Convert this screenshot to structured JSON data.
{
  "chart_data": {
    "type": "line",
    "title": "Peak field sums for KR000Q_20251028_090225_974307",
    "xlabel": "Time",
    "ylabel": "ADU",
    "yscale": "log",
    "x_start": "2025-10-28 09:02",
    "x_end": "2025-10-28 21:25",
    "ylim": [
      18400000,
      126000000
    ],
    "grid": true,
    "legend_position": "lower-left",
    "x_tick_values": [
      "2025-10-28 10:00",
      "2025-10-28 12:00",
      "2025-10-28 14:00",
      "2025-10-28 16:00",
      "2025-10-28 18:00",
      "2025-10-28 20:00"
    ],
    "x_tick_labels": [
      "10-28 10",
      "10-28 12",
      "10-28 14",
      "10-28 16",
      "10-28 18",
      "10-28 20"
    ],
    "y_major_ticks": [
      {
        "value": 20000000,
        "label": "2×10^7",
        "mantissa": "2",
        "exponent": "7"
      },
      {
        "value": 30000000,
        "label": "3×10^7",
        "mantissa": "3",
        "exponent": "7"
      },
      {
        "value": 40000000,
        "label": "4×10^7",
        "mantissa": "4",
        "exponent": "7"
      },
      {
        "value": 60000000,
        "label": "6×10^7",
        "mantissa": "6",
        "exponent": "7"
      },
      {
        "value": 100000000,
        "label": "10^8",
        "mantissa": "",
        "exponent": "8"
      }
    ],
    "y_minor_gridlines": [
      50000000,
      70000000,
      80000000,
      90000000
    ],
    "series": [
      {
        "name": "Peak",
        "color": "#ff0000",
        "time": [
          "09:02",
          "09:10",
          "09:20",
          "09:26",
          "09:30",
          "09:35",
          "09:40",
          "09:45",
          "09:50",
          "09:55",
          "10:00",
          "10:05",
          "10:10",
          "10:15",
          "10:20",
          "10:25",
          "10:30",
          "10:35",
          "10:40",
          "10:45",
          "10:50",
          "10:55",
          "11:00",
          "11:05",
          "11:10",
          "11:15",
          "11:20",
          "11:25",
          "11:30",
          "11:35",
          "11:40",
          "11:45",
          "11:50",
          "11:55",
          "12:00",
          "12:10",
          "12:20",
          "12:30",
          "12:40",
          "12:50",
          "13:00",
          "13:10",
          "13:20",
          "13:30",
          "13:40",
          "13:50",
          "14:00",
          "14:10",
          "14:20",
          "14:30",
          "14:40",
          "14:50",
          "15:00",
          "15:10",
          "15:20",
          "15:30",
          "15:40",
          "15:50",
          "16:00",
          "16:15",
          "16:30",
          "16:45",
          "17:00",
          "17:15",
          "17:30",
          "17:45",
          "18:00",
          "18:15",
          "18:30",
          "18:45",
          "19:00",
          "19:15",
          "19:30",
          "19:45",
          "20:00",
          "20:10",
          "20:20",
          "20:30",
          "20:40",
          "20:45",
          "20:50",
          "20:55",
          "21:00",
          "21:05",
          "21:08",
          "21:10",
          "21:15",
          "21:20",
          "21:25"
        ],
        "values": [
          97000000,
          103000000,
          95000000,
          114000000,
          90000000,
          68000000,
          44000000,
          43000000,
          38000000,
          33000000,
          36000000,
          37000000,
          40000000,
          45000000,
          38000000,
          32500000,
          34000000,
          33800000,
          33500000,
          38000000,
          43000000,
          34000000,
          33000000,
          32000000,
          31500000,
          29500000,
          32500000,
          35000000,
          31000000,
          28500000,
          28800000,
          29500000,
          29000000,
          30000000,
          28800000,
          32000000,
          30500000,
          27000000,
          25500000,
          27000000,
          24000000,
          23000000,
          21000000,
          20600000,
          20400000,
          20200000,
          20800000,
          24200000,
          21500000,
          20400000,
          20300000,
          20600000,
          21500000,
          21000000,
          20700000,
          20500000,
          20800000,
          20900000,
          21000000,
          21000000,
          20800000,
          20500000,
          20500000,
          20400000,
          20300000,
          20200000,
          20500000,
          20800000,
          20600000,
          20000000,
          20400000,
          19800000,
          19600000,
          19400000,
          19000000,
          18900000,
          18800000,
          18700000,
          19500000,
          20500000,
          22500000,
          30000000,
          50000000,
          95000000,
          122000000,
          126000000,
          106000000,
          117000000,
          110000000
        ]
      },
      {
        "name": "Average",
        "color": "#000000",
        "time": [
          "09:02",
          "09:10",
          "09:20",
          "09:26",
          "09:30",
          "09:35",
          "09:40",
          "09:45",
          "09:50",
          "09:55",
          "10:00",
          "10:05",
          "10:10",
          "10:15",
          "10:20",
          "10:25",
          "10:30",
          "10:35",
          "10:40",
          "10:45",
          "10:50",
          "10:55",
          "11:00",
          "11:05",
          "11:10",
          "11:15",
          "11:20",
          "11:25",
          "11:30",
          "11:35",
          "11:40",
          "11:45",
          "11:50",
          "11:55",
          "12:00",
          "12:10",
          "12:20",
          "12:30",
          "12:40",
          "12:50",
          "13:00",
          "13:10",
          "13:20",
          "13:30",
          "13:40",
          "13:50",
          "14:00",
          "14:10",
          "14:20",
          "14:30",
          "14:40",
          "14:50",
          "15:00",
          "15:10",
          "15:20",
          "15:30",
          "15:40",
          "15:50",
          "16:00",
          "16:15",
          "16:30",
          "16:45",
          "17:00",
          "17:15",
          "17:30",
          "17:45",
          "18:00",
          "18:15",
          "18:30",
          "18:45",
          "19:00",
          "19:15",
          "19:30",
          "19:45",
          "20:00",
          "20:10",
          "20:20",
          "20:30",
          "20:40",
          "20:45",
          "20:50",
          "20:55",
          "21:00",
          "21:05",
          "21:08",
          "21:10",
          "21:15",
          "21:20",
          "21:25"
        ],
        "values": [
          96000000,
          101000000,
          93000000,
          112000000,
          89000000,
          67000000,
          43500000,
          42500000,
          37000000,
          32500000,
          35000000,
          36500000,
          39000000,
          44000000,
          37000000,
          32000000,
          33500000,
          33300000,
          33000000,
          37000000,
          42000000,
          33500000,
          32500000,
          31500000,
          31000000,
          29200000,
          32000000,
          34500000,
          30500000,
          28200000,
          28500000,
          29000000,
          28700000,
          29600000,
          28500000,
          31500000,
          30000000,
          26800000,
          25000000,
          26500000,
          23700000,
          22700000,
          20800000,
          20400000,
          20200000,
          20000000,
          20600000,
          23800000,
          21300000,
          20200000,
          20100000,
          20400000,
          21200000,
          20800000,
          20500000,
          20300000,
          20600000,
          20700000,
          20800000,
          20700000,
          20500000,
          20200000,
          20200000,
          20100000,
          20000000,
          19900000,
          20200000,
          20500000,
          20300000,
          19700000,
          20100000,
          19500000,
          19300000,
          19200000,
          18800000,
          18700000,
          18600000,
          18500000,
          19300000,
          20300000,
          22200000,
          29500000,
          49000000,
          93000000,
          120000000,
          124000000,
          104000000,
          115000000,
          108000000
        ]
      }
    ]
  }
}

## Your task
Which lines in the records above contain the string "mantissa"? Copy each one.

## Response for this exercise
        "mantissa": "2",
        "mantissa": "3",
        "mantissa": "4",
        "mantissa": "6",
        "mantissa": "",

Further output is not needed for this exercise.